- [Task to carry out]
In your copy, repeat the records exactly and leave out the pictures.

(Dataset rows about figures)
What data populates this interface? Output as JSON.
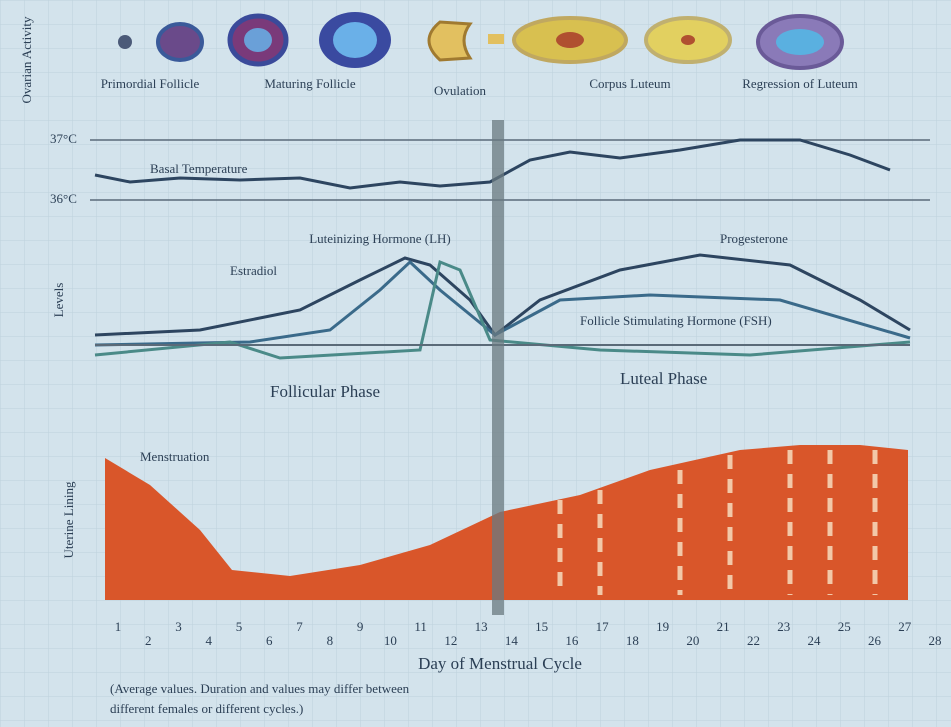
{
  "ovary": {
    "axis_label": "Ovarian Activity",
    "stages": [
      "Primordial Follicle",
      "Maturing Follicle",
      "Ovulation",
      "Corpus Luteum",
      "Regression of Luteum"
    ]
  },
  "temperature": {
    "high_label": "37°C",
    "low_label": "36°C",
    "title": "Basal Temperature"
  },
  "hormones": {
    "axis_label": "Levels",
    "lh": "Luteinizing Hormone (LH)",
    "estradiol": "Estradiol",
    "progesterone": "Progesterone",
    "fsh": "Follicle Stimulating Hormone (FSH)"
  },
  "phases": {
    "follicular": "Follicular Phase",
    "luteal": "Luteal Phase"
  },
  "uterus": {
    "axis_label": "Uterine Lining",
    "menstruation": "Menstruation"
  },
  "days": [
    1,
    2,
    3,
    4,
    5,
    6,
    7,
    8,
    9,
    10,
    11,
    12,
    13,
    14,
    15,
    16,
    17,
    18,
    19,
    20,
    21,
    22,
    23,
    24,
    25,
    26,
    27,
    28
  ],
  "x_label": "Day of Menstrual Cycle",
  "note_line1": "(Average values. Duration and values may differ between",
  "note_line2": "different females or different cycles.)"
}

- [Answer]
What data populates this interface? Output as JSON.
{
  "ovary": {
    "axis_label": "Ovarian Activity",
    "stages": [
      "Primordial Follicle",
      "Maturing Follicle",
      "Ovulation",
      "Corpus Luteum",
      "Regression of Luteum"
    ]
  },
  "temperature": {
    "high_label": "37°C",
    "low_label": "36°C",
    "title": "Basal Temperature"
  },
  "hormones": {
    "axis_label": "Levels",
    "lh": "Luteinizing Hormone (LH)",
    "estradiol": "Estradiol",
    "progesterone": "Progesterone",
    "fsh": "Follicle Stimulating Hormone (FSH)"
  },
  "phases": {
    "follicular": "Follicular Phase",
    "luteal": "Luteal Phase"
  },
  "uterus": {
    "axis_label": "Uterine Lining",
    "menstruation": "Menstruation"
  },
  "days": [
    1,
    2,
    3,
    4,
    5,
    6,
    7,
    8,
    9,
    10,
    11,
    12,
    13,
    14,
    15,
    16,
    17,
    18,
    19,
    20,
    21,
    22,
    23,
    24,
    25,
    26,
    27,
    28
  ],
  "x_label": "Day of Menstrual Cycle",
  "note_line1": "(Average values. Duration and values may differ between",
  "note_line2": "different females or different cycles.)"
}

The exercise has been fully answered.